# Auto Detox: Subaru Impreza 22B



## Auto Detox (Dec 22, 2007)

Subaru Impreza 22B 2 day exterior enhancement

A new client from Wales who had the car trailered to my unit not long ago for its car clean

He is a designer by trade, has a very keen eye & list of requirements for his new purchase

After the delivery driver unloaded outside my unit I inspected the car & called the owner

Onto the exterior cleaning, wheel arches with a thorough jet wash, good dose of APC & vikan brush





































Rinsed again after cleaning










Alloys were in very good order but still received a good clean

Rinsed first










Acid free wheel cleaner applied










Swissvax wheel brush for the faces










Medium metal free wheel brush for the inner barrel



















Mini EZ for behind the break callipers & spokes










Rinsed off to finish, tar remover was used later in the job to remove any tar spots on the alloys

The door shuts were rinsed with the jet wash & cleaned with detailing brushes & a strong mix of apc



















These were treated all around the car & rinsed off as I went along.

The tyres were cleaned with apc & tar remover to help remove any stubborn old tyre dressing

Onto the body work first a thorough jet wash then a citrus pre wash applied via pump sprayer left to dwell a few minutes & given a good jet wash



















Next up time to tackle the tiny areas around the car with a long bristled detail brush & apc solution




























Rinsed as I went along & then washed 2 buckets with a plush wash mitt



















After a gentle but through washing its was tar removing time, the condition of the was was very good & only minor tar spotting was present but this was still an essential stage

Nice clean cloth for the job










Gently wiped










Product rinsed off panel at a time










There was not a great deal of contamination on the car but again clay stage still well worth the time put in

After a section of the bonnet










Final wash & rinse then on to drying stage, plush microfiber drying towel










Warm air blower in the unit for the little areas around the car



















Paint readings taken with the Posi prior to any machine work










Time to inspect the paint with the 3M Sungun










Halide light


















































































The paintwork received a 2 stage machine polish via the rotary, there was no need for anything more than a polishing pad & 3.02 followed with finishing pad & 85RE on this paintwork a bit of sympathy to the paintwork goes along way 

A selection of afters prior to lsp being applied

Halide light










The windows were machine polished too

Before:










After:










Back to the paint work, 3M Sungun



















Halide light




























3M Sungun










The paint work was treated to a sealant & the tyres were dressed, alloys sealed with wheel wax, wheel arches dressed but no exhaust as the owner detested the one that came on the car & it was being replaced the following week plus all the other tiny bits that make up the end of the car clean after final checks she was rolled out into the morning sun for some photo's before the owner arrived from Wales to collect



























































































One from inside the unit










Was the owner happy ? I think so as I've just detailed his Aston Martin Vanquish 

There we have it 2 day exterior enhancement on a Subaru Impreza 22B

Thanks for taking the time to look

Facebook page: www.facebook.com/autodetox

Regards
Barry
Auto Detox
www.autodetox.co.uk


----------



## Jack (May 14, 2007)

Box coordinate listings
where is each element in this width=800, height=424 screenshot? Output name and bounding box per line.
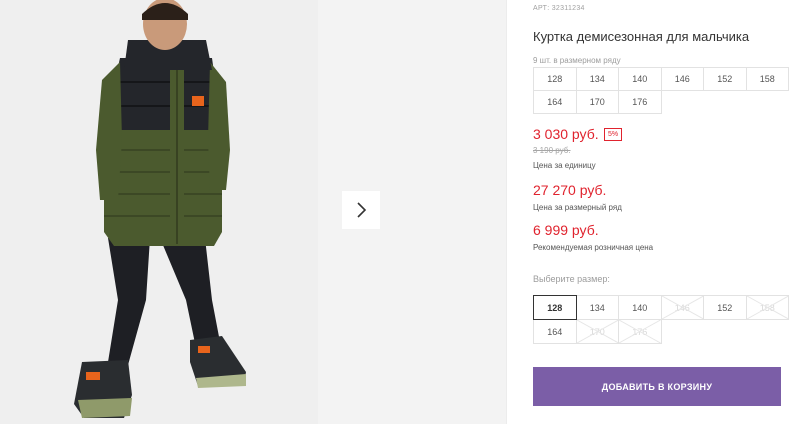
size-option-label: 134 [589, 302, 605, 313]
next-image-button[interactable] [342, 191, 380, 229]
size-row-note: 9 шт. в размерном ряду [533, 56, 621, 65]
unavailable-cross-icon [746, 296, 788, 319]
size-option-164[interactable]: 164 [533, 319, 577, 344]
size-option-134[interactable]: 134 [575, 295, 619, 320]
unavailable-cross-icon [576, 320, 618, 343]
product-gallery [0, 0, 506, 424]
size-picker-label: Выберите размер: [533, 274, 610, 284]
unavailable-cross-icon [661, 296, 703, 319]
size-row-cell: 134 [575, 67, 619, 91]
unit-price: 3 030 руб. [533, 126, 599, 142]
size-row-grid: 128 134 140 146 152 158 164 170 176 [533, 67, 789, 114]
size-option-158: 158 [745, 295, 789, 320]
size-option-label: 128 [547, 302, 563, 313]
size-row-cell: 164 [533, 90, 577, 114]
product-title: Куртка демисезонная для мальчика [533, 29, 750, 44]
size-option-176: 176 [618, 319, 662, 344]
chevron-right-icon [357, 202, 367, 218]
size-row-cell: 158 [745, 67, 789, 91]
size-option-170: 170 [575, 319, 619, 344]
size-row-cell: 152 [703, 67, 747, 91]
size-option-label: 164 [547, 326, 563, 337]
discount-badge: 5% [604, 128, 623, 141]
size-row-cell: 146 [660, 67, 704, 91]
size-row-cell: 140 [618, 67, 662, 91]
size-picker-grid: 128 134 140 146 152 158 164 170176 [533, 295, 789, 344]
product-photo-image [0, 0, 318, 424]
retail-price-note: Рекомендуемая розничная цена [533, 243, 654, 252]
size-option-152[interactable]: 152 [703, 295, 747, 320]
retail-price: 6 999 руб. [533, 222, 599, 238]
unavailable-cross-icon [619, 320, 661, 343]
old-price: 3 190 руб. [533, 146, 571, 155]
size-row-cell: 176 [618, 90, 662, 114]
row-price: 27 270 руб. [533, 182, 607, 198]
article-number: АРТ: 32311234 [533, 5, 585, 12]
size-option-140[interactable]: 140 [618, 295, 662, 320]
size-row-cell: 170 [575, 90, 619, 114]
unit-price-note: Цена за единицу [533, 161, 596, 170]
size-row-cell: 128 [533, 67, 577, 91]
product-photo[interactable] [0, 0, 318, 424]
panel-divider [506, 0, 507, 424]
size-option-128[interactable]: 128 [533, 295, 577, 320]
size-option-label: 152 [717, 302, 733, 313]
row-price-note: Цена за размерный ряд [533, 203, 622, 212]
size-option-label: 140 [632, 302, 648, 313]
add-to-cart-button[interactable]: ДОБАВИТЬ В КОРЗИНУ [533, 367, 781, 406]
size-option-146: 146 [660, 295, 704, 320]
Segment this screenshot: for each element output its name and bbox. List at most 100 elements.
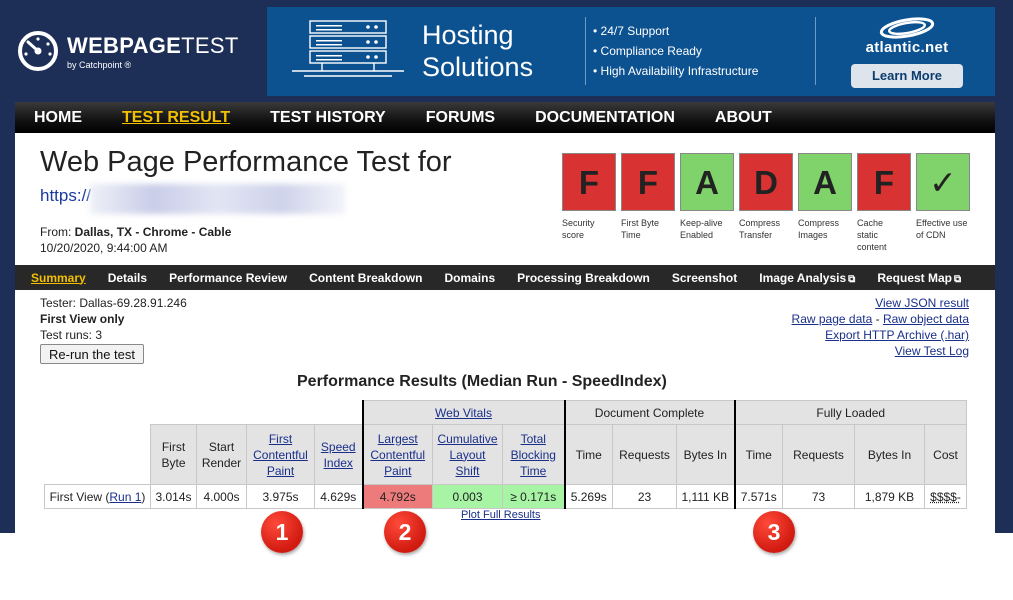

*AIM OF THE EXERCISE*.
Answer these questions about the Subaru Impreza 22B detailing write-up:
(a) Where was the car's owner from?
(b) Which product was used with the finishing pad during the machine polish?
(c) Why was the exhaust left undressed?

*THE OUTPUT*.
(a) Wales.
(b) 85RE.
(c) The owner detested the exhaust that came on the car, and it was being replaced the following week.